» EXERCISE DETAILS:
Using the listing below, select the lines with the word "text" and copy them.

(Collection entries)

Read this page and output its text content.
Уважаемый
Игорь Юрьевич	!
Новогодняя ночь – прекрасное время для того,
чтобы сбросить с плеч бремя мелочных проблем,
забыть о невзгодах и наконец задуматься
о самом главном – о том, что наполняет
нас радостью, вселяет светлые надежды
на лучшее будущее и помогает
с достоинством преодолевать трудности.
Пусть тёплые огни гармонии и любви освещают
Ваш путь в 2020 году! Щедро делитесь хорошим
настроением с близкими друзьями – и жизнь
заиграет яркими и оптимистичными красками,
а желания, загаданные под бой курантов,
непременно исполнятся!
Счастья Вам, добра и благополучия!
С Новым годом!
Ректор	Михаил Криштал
---
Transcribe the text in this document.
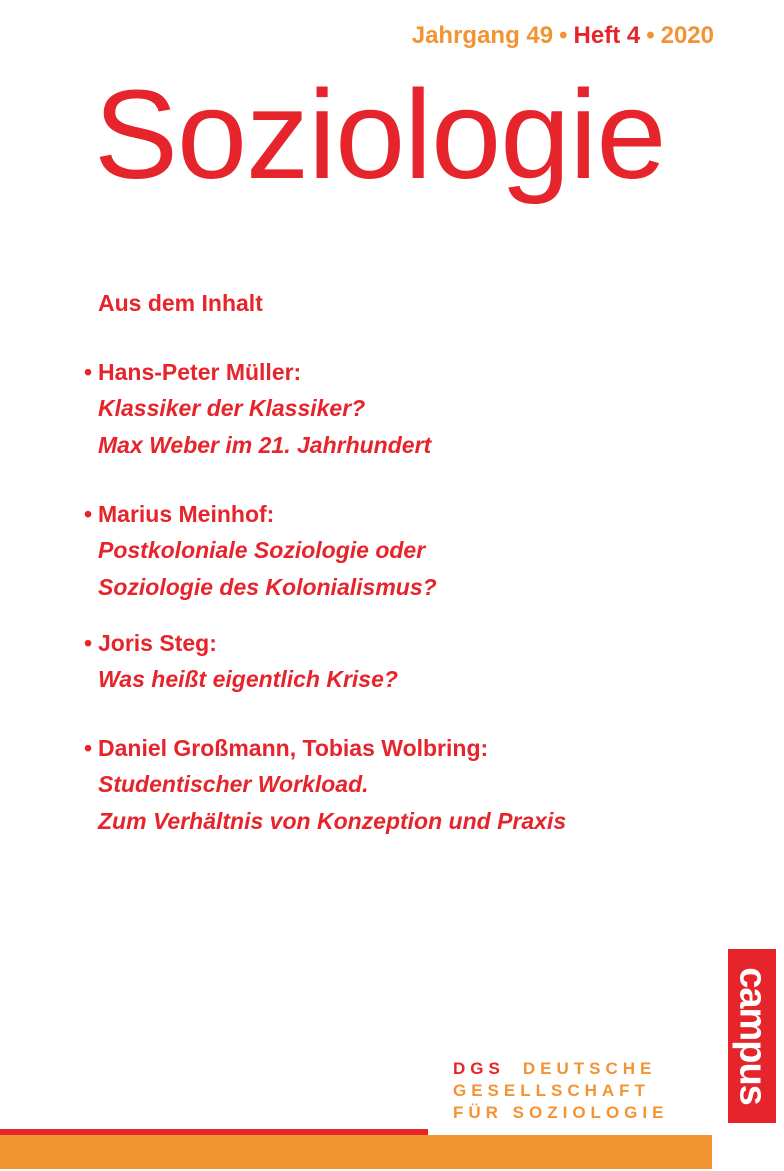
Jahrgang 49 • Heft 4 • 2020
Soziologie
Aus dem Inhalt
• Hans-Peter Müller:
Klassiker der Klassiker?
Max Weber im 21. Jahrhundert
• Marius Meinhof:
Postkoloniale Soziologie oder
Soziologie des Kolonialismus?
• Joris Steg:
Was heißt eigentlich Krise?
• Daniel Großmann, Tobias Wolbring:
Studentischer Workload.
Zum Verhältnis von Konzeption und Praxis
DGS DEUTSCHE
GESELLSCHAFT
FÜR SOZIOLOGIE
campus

» WRITTEN SOLUTION:
Read this page and output its text content.
Transcribe the text in this document.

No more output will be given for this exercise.